%%

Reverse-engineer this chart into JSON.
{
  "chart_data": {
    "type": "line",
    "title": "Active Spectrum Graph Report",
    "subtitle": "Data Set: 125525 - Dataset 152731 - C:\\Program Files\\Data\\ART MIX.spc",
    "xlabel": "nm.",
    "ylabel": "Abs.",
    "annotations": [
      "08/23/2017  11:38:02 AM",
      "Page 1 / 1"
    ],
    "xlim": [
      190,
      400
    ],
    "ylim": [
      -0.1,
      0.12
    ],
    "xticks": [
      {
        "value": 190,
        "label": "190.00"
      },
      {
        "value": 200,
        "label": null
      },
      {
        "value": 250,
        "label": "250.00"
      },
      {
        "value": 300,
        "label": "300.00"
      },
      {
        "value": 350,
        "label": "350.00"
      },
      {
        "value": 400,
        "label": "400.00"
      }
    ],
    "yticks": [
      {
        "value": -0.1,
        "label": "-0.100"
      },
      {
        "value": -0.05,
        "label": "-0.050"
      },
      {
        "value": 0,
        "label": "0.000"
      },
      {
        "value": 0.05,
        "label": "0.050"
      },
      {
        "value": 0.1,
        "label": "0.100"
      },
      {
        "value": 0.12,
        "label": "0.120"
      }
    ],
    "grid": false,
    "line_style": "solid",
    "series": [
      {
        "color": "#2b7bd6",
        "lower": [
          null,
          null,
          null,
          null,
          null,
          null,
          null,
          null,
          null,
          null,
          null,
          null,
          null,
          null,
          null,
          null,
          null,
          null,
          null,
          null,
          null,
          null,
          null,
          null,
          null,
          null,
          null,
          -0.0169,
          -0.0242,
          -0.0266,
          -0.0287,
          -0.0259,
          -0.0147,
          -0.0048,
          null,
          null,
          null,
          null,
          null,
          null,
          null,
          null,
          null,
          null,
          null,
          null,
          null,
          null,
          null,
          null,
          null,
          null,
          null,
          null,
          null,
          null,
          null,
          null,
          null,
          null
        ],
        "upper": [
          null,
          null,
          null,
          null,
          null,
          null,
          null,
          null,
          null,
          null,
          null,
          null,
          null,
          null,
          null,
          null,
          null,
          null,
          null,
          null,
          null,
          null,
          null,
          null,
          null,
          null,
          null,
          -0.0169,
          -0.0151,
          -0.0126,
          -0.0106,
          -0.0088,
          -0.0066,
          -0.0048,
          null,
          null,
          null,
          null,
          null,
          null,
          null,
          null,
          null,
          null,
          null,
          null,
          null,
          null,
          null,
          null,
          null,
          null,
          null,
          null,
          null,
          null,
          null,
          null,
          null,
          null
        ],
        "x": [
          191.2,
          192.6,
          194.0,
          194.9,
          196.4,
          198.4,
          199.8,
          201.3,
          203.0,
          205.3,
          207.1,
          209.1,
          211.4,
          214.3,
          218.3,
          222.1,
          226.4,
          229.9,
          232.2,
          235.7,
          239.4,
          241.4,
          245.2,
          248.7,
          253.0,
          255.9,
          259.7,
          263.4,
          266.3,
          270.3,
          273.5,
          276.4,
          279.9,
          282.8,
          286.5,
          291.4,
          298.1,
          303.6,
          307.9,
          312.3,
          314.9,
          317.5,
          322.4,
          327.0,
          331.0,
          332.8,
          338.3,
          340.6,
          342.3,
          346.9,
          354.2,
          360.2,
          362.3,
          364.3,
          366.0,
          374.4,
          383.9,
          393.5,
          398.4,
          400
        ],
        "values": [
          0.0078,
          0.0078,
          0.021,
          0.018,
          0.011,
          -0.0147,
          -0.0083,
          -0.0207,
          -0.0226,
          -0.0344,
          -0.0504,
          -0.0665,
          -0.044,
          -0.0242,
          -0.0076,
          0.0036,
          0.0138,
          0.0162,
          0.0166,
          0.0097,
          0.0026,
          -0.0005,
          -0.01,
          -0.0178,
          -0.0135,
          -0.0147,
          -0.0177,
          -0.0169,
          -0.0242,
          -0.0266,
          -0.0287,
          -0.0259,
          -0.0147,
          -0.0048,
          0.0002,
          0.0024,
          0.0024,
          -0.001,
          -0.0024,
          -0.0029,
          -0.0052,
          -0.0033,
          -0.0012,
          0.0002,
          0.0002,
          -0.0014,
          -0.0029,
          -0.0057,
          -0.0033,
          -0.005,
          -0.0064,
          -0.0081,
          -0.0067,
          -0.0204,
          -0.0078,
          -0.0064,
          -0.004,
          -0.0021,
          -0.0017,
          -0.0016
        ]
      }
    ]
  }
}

%%

Given task
Print all of the entries again, exactly as written.

Right answer
Reverse-engineer this chart into JSON.
{
  "chart_data": {
    "type": "line",
    "title": "Active Spectrum Graph Report",
    "subtitle": "Data Set: 125525 - Dataset 152731 - C:\\Program Files\\Data\\ART MIX.spc",
    "xlabel": "nm.",
    "ylabel": "Abs.",
    "annotations": [
      "08/23/2017  11:38:02 AM",
      "Page 1 / 1"
    ],
    "xlim": [
      190,
      400
    ],
    "ylim": [
      -0.1,
      0.12
    ],
    "xticks": [
      {
        "value": 190,
        "label": "190.00"
      },
      {
        "value": 200,
        "label": null
      },
      {
        "value": 250,
        "label": "250.00"
      },
      {
        "value": 300,
        "label": "300.00"
      },
      {
        "value": 350,
        "label": "350.00"
      },
      {
        "value": 400,
        "label": "400.00"
      }
    ],
    "yticks": [
      {
        "value": -0.1,
        "label": "-0.100"
      },
      {
        "value": -0.05,
        "label": "-0.050"
      },
      {
        "value": 0,
        "label": "0.000"
      },
      {
        "value": 0.05,
        "label": "0.050"
      },
      {
        "value": 0.1,
        "label": "0.100"
      },
      {
        "value": 0.12,
        "label": "0.120"
      }
    ],
    "grid": false,
    "line_style": "solid",
    "series": [
      {
        "color": "#2b7bd6",
        "lower": [
          null,
          null,
          null,
          null,
          null,
          null,
          null,
          null,
          null,
          null,
          null,
          null,
          null,
          null,
          null,
          null,
          null,
          null,
          null,
          null,
          null,
          null,
          null,
          null,
          null,
          null,
          null,
          -0.0169,
          -0.0242,
          -0.0266,
          -0.0287,
          -0.0259,
          -0.0147,
          -0.0048,
          null,
          null,
          null,
          null,
          null,
          null,
          null,
          null,
          null,
          null,
          null,
          null,
          null,
          null,
          null,
          null,
          null,
          null,
          null,
          null,
          null,
          null,
          null,
          null,
          null,
          null
        ],
        "upper": [
          null,
          null,
          null,
          null,
          null,
          null,
          null,
          null,
          null,
          null,
          null,
          null,
          null,
          null,
          null,
          null,
          null,
          null,
          null,
          null,
          null,
          null,
          null,
          null,
          null,
          null,
          null,
          -0.0169,
          -0.0151,
          -0.0126,
          -0.0106,
          -0.0088,
          -0.0066,
          -0.0048,
          null,
          null,
          null,
          null,
          null,
          null,
          null,
          null,
          null,
          null,
          null,
          null,
          null,
          null,
          null,
          null,
          null,
          null,
          null,
          null,
          null,
          null,
          null,
          null,
          null,
          null
        ],
        "x": [
          191.2,
          192.6,
          194.0,
          194.9,
          196.4,
          198.4,
          199.8,
          201.3,
          203.0,
          205.3,
          207.1,
          209.1,
          211.4,
          214.3,
          218.3,
          222.1,
          226.4,
          229.9,
          232.2,
          235.7,
          239.4,
          241.4,
          245.2,
          248.7,
          253.0,
          255.9,
          259.7,
          263.4,
          266.3,
          270.3,
          273.5,
          276.4,
          279.9,
          282.8,
          286.5,
          291.4,
          298.1,
          303.6,
          307.9,
          312.3,
          314.9,
          317.5,
          322.4,
          327.0,
          331.0,
          332.8,
          338.3,
          340.6,
          342.3,
          346.9,
          354.2,
          360.2,
          362.3,
          364.3,
          366.0,
          374.4,
          383.9,
          393.5,
          398.4,
          400
        ],
        "values": [
          0.0078,
          0.0078,
          0.021,
          0.018,
          0.011,
          -0.0147,
          -0.0083,
          -0.0207,
          -0.0226,
          -0.0344,
          -0.0504,
          -0.0665,
          -0.044,
          -0.0242,
          -0.0076,
          0.0036,
          0.0138,
          0.0162,
          0.0166,
          0.0097,
          0.0026,
          -0.0005,
          -0.01,
          -0.0178,
          -0.0135,
          -0.0147,
          -0.0177,
          -0.0169,
          -0.0242,
          -0.0266,
          -0.0287,
          -0.0259,
          -0.0147,
          -0.0048,
          0.0002,
          0.0024,
          0.0024,
          -0.001,
          -0.0024,
          -0.0029,
          -0.0052,
          -0.0033,
          -0.0012,
          0.0002,
          0.0002,
          -0.0014,
          -0.0029,
          -0.0057,
          -0.0033,
          -0.005,
          -0.0064,
          -0.0081,
          -0.0067,
          -0.0204,
          -0.0078,
          -0.0064,
          -0.004,
          -0.0021,
          -0.0017,
          -0.0016
        ]
      }
    ]
  }
}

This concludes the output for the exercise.